* [What to do]: Write out, unchanged, the lines from the one holding "Read all visible content and emit it as JSON." to the close of the listing. Both the first and last lines belong in it.

* [Excerpted data]:
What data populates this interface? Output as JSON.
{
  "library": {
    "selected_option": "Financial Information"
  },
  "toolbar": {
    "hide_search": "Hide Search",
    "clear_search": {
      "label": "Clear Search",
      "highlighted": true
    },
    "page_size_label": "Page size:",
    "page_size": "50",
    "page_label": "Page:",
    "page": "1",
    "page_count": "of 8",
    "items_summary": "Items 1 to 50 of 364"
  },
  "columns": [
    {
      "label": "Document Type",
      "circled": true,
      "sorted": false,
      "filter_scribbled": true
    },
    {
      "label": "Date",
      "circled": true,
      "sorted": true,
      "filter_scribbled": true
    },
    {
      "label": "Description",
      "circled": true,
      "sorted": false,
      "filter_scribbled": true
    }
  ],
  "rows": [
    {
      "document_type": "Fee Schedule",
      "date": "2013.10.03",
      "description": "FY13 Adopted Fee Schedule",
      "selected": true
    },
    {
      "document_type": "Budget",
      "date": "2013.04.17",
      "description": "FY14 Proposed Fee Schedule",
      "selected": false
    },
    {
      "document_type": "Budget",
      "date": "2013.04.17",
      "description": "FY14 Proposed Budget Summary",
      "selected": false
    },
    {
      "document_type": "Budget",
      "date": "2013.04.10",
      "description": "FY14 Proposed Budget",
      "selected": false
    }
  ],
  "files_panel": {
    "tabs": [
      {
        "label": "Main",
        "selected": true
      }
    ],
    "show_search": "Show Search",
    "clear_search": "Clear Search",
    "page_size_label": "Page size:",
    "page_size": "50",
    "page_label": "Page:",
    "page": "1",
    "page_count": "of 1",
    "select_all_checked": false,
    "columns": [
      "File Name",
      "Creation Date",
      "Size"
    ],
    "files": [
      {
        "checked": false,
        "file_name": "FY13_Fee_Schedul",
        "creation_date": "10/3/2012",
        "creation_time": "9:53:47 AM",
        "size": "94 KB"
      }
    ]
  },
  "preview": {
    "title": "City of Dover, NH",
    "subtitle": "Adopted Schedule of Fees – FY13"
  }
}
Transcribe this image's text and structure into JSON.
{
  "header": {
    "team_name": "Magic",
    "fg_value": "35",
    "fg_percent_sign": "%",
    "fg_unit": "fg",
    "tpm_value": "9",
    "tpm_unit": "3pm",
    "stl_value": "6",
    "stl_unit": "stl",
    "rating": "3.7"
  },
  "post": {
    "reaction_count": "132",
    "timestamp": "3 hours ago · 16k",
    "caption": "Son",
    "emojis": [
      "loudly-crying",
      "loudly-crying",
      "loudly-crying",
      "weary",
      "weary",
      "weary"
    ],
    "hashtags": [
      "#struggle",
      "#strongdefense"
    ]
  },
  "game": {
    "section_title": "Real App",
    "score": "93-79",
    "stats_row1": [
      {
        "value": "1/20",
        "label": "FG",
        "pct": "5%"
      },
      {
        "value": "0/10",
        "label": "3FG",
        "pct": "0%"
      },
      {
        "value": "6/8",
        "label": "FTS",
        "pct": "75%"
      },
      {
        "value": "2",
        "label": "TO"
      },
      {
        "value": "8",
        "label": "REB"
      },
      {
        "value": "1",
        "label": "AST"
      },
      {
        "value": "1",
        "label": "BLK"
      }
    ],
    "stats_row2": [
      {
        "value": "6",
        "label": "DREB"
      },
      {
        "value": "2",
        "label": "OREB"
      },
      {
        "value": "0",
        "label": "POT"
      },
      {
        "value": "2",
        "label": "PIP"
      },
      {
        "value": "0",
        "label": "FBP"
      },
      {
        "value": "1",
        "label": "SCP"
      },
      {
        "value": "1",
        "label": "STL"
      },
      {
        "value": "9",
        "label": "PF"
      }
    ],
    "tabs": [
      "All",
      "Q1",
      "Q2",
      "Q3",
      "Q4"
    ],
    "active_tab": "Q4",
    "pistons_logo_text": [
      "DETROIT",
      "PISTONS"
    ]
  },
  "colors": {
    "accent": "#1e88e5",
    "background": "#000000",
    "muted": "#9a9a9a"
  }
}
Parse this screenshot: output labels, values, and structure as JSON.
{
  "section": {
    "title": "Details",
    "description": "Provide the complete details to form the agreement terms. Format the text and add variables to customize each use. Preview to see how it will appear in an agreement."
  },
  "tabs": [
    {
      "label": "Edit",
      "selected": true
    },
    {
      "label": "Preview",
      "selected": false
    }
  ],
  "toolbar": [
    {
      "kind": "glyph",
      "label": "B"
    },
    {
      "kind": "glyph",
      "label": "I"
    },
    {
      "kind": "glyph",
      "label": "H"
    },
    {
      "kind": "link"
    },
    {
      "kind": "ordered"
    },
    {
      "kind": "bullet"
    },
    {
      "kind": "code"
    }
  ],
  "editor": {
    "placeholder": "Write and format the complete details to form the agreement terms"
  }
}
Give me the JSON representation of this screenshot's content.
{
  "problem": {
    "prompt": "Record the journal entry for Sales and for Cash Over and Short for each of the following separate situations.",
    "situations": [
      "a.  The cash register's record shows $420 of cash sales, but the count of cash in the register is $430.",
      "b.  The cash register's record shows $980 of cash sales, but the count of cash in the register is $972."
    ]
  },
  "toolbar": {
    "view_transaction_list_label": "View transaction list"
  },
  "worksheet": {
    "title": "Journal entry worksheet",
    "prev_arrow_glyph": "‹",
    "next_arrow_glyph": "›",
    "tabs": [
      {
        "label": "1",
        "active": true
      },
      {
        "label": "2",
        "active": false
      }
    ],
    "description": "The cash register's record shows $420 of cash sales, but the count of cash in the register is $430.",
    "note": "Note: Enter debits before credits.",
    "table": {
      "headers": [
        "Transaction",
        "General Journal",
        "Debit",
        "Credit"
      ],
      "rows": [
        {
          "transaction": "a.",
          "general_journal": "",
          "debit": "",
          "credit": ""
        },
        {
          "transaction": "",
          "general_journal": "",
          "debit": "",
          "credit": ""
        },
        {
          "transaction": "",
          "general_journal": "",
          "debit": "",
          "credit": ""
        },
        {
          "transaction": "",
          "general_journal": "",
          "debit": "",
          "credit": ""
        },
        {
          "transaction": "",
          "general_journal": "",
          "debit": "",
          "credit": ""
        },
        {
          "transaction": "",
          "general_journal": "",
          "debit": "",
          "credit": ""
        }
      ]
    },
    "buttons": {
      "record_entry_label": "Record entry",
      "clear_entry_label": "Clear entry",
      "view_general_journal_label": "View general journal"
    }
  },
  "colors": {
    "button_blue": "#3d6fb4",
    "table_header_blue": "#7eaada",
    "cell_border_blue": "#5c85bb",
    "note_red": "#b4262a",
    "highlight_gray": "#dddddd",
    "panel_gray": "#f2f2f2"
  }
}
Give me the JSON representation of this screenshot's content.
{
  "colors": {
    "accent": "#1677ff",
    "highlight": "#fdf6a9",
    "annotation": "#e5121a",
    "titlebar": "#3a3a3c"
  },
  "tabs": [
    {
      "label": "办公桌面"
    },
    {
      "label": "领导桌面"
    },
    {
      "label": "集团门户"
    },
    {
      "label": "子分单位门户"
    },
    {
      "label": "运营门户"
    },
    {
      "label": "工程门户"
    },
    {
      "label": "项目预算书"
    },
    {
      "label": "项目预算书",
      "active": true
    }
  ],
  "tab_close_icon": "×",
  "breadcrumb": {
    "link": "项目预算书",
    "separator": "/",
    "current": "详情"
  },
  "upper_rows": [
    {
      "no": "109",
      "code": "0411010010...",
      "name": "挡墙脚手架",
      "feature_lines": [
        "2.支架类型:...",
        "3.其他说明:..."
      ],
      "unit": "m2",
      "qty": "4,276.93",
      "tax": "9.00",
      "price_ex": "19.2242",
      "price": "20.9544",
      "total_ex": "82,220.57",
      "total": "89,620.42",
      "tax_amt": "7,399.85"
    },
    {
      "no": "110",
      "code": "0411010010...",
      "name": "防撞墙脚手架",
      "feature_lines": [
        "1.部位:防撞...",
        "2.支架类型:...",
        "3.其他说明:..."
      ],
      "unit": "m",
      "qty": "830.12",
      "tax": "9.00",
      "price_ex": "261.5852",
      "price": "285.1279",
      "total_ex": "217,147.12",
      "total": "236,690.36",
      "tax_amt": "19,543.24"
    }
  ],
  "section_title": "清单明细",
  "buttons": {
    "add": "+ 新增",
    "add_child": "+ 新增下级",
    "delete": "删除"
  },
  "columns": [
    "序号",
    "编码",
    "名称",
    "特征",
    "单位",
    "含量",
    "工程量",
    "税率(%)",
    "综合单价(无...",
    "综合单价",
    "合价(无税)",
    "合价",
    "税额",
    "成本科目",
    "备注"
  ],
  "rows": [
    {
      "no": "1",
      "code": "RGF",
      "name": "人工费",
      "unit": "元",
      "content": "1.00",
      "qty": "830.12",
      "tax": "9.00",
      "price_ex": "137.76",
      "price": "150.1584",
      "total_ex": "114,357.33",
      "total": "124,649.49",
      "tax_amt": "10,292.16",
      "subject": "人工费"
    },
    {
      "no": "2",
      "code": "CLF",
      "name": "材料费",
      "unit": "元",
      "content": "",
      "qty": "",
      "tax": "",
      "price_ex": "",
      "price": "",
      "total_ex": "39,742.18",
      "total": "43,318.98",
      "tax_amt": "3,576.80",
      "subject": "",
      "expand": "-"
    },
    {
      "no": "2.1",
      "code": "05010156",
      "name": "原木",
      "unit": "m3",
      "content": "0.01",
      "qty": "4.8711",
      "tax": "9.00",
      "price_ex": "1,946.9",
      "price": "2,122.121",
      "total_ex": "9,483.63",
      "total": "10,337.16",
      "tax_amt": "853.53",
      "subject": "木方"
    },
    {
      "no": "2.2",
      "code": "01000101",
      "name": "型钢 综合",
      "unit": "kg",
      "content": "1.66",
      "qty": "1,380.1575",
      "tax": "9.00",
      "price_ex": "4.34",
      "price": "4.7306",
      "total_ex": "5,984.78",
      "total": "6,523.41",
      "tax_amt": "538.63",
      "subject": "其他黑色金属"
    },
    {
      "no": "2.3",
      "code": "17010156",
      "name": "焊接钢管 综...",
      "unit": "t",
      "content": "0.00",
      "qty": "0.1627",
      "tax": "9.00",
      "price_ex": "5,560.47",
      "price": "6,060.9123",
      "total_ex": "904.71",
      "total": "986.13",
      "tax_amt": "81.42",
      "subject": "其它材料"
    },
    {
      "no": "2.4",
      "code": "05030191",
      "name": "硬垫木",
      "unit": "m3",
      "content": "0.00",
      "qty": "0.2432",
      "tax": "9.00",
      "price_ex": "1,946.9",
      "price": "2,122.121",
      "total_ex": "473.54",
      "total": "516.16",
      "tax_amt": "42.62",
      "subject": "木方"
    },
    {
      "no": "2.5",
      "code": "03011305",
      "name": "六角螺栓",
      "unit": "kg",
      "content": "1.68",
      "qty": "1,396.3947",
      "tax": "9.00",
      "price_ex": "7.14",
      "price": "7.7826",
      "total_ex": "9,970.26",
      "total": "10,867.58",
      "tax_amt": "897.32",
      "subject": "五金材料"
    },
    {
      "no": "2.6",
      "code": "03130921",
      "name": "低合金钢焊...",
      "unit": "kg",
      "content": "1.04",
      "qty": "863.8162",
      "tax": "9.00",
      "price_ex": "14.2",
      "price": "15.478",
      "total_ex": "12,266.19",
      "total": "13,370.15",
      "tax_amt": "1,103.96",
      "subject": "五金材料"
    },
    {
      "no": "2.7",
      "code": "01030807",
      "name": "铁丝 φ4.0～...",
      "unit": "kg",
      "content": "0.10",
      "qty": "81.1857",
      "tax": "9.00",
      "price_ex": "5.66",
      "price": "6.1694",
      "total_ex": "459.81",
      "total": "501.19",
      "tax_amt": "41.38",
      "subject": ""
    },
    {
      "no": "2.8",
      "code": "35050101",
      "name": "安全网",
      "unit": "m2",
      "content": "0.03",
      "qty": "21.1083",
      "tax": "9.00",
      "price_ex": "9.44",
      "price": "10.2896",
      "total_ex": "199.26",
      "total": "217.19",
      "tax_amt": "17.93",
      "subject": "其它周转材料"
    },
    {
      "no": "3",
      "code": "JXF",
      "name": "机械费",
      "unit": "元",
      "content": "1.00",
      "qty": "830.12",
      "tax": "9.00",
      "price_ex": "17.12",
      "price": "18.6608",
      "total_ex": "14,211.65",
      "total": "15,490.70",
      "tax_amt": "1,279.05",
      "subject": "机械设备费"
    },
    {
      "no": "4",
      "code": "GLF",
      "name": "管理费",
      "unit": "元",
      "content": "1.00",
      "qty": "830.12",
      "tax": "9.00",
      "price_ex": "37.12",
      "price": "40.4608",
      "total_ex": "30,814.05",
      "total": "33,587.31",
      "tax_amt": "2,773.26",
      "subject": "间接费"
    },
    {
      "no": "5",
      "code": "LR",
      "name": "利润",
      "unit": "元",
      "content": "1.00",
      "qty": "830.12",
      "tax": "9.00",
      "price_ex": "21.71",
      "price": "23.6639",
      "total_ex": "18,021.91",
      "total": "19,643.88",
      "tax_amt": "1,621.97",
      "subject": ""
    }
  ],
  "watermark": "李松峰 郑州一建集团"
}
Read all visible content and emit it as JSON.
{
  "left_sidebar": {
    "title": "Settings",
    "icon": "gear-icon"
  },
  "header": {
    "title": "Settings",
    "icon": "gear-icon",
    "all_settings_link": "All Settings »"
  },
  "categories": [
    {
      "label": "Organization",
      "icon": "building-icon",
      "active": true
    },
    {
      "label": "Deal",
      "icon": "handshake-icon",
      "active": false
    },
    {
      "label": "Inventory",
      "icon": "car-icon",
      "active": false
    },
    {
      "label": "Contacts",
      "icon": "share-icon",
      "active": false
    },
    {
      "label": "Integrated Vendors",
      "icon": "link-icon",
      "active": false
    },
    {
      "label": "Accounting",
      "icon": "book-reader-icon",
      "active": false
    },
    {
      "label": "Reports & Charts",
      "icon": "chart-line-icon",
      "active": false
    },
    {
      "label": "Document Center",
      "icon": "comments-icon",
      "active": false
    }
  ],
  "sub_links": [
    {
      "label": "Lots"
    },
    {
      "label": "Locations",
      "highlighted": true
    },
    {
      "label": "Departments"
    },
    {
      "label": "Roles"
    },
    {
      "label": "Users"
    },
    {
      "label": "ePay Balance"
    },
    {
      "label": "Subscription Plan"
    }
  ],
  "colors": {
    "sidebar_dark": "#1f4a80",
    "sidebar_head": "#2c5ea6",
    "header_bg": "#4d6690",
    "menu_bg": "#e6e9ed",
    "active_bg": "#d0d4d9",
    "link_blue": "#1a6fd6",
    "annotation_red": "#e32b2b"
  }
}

* [Task result]:
Read all visible content and emit it as JSON.
{
  "left_sidebar": {
    "title": "Settings",
    "icon": "gear-icon"
  },
  "header": {
    "title": "Settings",
    "icon": "gear-icon",
    "all_settings_link": "All Settings »"
  },
  "categories": [
    {
      "label": "Organization",
      "icon": "building-icon",
      "active": true
    },
    {
      "label": "Deal",
      "icon": "handshake-icon",
      "active": false
    },
    {
      "label": "Inventory",
      "icon": "car-icon",
      "active": false
    },
    {
      "label": "Contacts",
      "icon": "share-icon",
      "active": false
    },
    {
      "label": "Integrated Vendors",
      "icon": "link-icon",
      "active": false
    },
    {
      "label": "Accounting",
      "icon": "book-reader-icon",
      "active": false
    },
    {
      "label": "Reports & Charts",
      "icon": "chart-line-icon",
      "active": false
    },
    {
      "label": "Document Center",
      "icon": "comments-icon",
      "active": false
    }
  ],
  "sub_links": [
    {
      "label": "Lots"
    },
    {
      "label": "Locations",
      "highlighted": true
    },
    {
      "label": "Departments"
    },
    {
      "label": "Roles"
    },
    {
      "label": "Users"
    },
    {
      "label": "ePay Balance"
    },
    {
      "label": "Subscription Plan"
    }
  ],
  "colors": {
    "sidebar_dark": "#1f4a80",
    "sidebar_head": "#2c5ea6",
    "header_bg": "#4d6690",
    "menu_bg": "#e6e9ed",
    "active_bg": "#d0d4d9",
    "link_blue": "#1a6fd6",
    "annotation_red": "#e32b2b"
  }
}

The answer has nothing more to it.